— START OF Provided information —

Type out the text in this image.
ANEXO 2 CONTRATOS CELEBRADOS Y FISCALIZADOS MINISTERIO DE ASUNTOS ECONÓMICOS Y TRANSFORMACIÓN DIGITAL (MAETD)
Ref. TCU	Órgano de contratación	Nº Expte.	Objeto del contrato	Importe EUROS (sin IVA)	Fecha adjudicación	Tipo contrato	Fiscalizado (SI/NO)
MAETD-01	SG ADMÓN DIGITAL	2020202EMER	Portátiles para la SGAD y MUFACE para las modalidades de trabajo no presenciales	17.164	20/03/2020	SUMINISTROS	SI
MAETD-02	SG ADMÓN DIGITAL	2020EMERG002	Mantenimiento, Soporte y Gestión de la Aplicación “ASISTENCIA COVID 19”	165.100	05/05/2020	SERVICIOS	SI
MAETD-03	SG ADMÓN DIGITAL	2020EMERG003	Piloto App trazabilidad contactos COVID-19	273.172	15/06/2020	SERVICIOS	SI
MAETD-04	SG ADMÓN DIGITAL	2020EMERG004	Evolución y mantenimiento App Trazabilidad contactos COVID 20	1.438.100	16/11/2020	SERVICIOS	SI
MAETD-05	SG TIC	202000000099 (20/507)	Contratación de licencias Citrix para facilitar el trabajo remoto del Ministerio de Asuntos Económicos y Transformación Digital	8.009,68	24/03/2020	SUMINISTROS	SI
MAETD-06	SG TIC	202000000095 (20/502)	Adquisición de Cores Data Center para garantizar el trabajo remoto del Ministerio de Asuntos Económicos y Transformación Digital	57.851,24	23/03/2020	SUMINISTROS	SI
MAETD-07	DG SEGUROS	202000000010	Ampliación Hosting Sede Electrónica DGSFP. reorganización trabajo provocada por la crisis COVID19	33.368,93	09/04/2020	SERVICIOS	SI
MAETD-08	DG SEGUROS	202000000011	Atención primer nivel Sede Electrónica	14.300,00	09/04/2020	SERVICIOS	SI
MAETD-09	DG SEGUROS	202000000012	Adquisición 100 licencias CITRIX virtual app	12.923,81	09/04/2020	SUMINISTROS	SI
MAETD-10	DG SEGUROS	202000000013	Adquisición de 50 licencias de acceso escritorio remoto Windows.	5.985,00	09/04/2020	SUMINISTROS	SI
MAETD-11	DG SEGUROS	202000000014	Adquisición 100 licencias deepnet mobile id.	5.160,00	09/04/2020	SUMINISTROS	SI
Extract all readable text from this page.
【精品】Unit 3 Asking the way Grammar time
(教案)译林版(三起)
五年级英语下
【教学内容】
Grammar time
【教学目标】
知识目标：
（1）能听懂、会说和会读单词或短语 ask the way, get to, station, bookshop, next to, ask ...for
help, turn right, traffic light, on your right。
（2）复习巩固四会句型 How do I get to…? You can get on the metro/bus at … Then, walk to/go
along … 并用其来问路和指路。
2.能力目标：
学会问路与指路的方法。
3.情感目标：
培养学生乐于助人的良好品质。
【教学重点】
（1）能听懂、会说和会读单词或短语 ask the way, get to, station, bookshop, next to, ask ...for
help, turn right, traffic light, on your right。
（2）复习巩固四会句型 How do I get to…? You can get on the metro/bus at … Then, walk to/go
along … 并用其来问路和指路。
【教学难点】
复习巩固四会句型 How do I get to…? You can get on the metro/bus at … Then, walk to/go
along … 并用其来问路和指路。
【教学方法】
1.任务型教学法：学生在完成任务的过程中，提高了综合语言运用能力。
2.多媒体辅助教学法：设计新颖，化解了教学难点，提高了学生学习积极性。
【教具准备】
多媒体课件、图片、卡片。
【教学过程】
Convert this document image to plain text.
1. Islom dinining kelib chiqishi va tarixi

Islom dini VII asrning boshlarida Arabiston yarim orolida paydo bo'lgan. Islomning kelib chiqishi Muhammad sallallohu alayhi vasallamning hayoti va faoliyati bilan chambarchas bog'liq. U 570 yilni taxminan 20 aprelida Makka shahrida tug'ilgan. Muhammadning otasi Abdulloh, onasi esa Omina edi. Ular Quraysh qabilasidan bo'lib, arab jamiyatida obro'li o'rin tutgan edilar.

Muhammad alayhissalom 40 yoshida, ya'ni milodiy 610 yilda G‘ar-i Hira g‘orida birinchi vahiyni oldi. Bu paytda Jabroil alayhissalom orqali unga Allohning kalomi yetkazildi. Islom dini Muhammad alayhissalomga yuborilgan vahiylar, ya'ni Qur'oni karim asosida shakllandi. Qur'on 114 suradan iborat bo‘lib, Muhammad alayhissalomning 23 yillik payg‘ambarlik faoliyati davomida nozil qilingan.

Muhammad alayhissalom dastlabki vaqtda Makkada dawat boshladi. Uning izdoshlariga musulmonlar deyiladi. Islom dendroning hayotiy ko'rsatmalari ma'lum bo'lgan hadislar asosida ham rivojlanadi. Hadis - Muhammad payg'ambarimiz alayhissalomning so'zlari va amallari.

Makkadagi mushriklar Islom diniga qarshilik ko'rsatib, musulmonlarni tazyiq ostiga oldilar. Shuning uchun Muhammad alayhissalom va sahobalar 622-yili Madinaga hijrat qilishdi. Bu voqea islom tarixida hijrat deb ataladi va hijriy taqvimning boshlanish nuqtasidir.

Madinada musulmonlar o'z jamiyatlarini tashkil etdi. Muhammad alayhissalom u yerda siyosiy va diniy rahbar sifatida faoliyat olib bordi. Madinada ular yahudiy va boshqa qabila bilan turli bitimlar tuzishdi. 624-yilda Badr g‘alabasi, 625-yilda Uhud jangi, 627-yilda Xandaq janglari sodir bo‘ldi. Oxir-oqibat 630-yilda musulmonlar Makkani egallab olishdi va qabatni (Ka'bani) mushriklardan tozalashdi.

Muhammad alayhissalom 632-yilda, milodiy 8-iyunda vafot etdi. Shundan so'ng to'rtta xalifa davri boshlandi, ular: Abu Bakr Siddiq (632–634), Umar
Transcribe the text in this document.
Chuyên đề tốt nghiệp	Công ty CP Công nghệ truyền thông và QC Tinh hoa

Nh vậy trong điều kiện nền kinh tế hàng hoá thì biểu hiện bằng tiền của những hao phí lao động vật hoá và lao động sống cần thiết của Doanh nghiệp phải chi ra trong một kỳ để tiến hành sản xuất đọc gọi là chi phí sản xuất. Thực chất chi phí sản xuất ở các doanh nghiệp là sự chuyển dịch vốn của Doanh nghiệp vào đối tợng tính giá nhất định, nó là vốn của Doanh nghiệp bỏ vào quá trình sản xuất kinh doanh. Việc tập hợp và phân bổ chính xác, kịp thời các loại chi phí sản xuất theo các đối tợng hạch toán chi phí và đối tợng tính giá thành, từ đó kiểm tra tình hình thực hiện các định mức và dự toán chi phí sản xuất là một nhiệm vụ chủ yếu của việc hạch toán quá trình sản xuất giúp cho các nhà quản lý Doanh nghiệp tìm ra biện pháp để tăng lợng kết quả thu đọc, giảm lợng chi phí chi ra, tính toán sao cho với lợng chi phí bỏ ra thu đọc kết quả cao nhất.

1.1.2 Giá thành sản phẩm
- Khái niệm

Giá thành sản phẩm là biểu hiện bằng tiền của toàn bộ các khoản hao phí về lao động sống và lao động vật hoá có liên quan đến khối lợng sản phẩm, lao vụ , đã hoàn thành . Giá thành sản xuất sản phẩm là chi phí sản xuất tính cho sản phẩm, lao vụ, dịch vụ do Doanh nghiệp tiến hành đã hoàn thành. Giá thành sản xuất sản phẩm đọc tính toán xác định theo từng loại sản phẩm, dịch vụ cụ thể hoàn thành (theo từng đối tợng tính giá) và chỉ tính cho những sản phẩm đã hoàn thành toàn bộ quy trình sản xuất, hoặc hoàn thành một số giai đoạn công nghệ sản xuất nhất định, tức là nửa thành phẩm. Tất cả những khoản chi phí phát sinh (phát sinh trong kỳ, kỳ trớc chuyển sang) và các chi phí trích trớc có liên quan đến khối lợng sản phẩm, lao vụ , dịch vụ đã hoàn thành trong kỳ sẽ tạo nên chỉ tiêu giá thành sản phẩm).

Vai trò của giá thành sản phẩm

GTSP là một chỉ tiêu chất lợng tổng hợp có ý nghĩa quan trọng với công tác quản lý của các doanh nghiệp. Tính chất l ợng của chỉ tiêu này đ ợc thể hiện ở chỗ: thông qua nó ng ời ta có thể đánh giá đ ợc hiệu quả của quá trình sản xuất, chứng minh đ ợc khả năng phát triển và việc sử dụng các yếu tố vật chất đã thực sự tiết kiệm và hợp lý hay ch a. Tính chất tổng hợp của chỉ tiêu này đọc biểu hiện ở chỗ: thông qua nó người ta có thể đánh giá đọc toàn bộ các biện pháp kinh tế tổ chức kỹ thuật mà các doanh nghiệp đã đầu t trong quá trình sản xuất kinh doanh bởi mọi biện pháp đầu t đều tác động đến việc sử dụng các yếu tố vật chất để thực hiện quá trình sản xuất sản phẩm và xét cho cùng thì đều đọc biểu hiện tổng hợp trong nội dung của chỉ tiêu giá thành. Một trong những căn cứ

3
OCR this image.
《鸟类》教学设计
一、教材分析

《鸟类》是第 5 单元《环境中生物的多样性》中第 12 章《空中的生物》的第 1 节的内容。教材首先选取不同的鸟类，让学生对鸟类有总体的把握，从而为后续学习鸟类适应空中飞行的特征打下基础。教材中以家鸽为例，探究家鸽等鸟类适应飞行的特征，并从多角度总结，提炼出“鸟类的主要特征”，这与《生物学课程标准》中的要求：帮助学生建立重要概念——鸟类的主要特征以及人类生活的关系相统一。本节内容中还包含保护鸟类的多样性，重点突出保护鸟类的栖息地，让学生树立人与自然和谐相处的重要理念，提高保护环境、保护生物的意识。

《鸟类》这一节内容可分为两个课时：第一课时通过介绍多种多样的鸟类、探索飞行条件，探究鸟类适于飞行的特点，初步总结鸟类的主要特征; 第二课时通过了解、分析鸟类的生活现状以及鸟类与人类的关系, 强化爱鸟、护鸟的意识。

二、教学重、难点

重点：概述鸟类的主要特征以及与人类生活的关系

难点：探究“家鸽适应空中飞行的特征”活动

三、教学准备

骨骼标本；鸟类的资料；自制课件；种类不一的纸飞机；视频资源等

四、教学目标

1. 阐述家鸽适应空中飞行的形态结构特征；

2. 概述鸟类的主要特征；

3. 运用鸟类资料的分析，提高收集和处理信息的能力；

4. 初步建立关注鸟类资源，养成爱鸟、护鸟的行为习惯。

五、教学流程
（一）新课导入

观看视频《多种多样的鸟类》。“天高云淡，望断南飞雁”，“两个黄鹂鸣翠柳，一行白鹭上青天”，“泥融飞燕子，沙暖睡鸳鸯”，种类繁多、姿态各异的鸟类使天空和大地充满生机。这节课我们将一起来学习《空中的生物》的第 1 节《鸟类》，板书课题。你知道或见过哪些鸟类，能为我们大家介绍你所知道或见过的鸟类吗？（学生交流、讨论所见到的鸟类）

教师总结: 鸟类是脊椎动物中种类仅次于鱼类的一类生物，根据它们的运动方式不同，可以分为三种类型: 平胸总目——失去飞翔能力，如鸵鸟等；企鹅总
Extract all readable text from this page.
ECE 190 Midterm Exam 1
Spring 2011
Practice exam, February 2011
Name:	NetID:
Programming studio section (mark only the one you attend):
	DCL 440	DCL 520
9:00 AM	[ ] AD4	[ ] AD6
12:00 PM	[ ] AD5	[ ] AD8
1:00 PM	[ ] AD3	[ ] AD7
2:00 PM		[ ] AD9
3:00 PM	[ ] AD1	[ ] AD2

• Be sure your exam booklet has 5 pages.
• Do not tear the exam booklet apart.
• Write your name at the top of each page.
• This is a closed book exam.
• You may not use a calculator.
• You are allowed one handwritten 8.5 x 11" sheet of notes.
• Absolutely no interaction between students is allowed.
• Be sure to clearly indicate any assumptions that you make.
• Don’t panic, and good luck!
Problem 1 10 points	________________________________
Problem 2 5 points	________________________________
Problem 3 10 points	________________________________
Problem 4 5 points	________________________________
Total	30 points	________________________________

— END OF Provided information —

* **Instructions for the task**
Where a line in the entries holds "milodiy", copy that line.

* **Expected answer**
Muhammad alayhissalom 40 yoshida, ya'ni milodiy 610 yilda G‘ar-i Hira g‘orida birinchi vahiyni oldi. Bu paytda Jabroil alayhissalom orqali unga Allohning kalomi yetkazildi. Islom dini Muhammad alayhissalomga yuborilgan vahiylar, ya'ni Qur'oni karim asosida shakllandi. Qur'on 114 suradan iborat bo‘lib, Muhammad alayhissalomning 23 yillik payg‘ambarlik faoliyati davomida nozil qilingan.
Muhammad alayhissalom 632-yilda, milodiy 8-iyunda vafot etdi. Shundan so'ng to'rtta xalifa davri boshlandi, ular: Abu Bakr Siddiq (632–634), Umar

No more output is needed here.